>>>
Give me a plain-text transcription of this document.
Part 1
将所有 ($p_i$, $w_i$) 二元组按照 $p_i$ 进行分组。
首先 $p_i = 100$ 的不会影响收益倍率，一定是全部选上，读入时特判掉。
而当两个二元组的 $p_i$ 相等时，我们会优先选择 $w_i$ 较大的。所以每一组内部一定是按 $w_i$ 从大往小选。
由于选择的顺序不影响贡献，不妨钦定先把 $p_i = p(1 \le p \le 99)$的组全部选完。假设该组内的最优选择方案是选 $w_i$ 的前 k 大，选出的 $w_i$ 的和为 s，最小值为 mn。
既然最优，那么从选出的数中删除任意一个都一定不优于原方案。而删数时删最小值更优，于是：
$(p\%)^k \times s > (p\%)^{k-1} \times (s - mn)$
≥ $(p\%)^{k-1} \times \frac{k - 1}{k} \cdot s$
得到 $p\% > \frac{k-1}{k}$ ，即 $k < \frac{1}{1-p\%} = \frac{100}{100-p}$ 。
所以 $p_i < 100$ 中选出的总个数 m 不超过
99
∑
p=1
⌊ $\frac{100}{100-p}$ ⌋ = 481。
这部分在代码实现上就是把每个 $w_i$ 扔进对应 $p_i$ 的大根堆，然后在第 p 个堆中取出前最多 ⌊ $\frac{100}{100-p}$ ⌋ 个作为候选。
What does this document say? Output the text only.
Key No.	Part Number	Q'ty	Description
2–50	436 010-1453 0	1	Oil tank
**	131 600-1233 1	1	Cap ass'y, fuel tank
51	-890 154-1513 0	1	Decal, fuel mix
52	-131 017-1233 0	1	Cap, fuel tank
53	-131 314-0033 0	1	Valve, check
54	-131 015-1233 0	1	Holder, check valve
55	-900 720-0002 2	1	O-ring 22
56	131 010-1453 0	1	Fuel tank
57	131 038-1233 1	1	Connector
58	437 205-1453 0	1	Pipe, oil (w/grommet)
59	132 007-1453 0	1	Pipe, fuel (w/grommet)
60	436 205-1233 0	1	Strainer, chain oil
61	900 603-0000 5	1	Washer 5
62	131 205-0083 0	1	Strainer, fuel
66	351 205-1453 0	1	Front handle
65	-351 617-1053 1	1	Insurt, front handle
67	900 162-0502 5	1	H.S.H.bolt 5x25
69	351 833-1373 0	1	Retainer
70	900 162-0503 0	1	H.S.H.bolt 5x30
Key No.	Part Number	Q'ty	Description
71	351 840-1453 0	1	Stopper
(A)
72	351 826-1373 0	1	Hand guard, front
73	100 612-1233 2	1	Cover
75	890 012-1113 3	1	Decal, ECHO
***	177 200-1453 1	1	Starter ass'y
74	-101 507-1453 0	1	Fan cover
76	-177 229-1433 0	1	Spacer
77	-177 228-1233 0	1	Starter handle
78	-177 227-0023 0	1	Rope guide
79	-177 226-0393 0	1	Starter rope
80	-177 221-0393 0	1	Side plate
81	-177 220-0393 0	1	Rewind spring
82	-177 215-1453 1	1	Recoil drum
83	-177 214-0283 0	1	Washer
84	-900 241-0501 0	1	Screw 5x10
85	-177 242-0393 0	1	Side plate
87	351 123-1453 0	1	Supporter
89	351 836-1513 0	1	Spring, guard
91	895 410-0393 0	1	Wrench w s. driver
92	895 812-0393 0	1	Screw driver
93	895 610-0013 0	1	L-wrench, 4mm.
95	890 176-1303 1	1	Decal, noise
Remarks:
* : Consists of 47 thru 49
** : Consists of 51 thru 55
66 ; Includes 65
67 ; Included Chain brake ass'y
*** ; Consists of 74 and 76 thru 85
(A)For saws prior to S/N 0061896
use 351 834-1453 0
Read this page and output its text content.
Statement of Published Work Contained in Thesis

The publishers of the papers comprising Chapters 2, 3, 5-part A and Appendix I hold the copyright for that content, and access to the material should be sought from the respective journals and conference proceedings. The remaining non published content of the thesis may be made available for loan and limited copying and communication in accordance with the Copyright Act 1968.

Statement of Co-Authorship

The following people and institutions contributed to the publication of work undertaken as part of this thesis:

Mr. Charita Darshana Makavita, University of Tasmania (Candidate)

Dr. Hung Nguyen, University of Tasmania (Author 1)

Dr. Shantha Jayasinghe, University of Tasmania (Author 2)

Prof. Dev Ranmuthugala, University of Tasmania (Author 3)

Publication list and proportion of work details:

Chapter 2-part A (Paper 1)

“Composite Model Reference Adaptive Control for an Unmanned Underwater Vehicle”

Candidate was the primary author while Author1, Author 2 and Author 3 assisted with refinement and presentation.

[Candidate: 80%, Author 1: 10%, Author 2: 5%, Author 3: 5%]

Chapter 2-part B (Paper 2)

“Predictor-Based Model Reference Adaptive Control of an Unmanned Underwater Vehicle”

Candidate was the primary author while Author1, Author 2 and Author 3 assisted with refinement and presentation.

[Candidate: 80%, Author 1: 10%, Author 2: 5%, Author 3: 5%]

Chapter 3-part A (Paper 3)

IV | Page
<<<
From the entries above, extract each line containing "check".

53	-131 314-0033 0	1	Valve, check
54	-131 015-1233 0	1	Holder, check valve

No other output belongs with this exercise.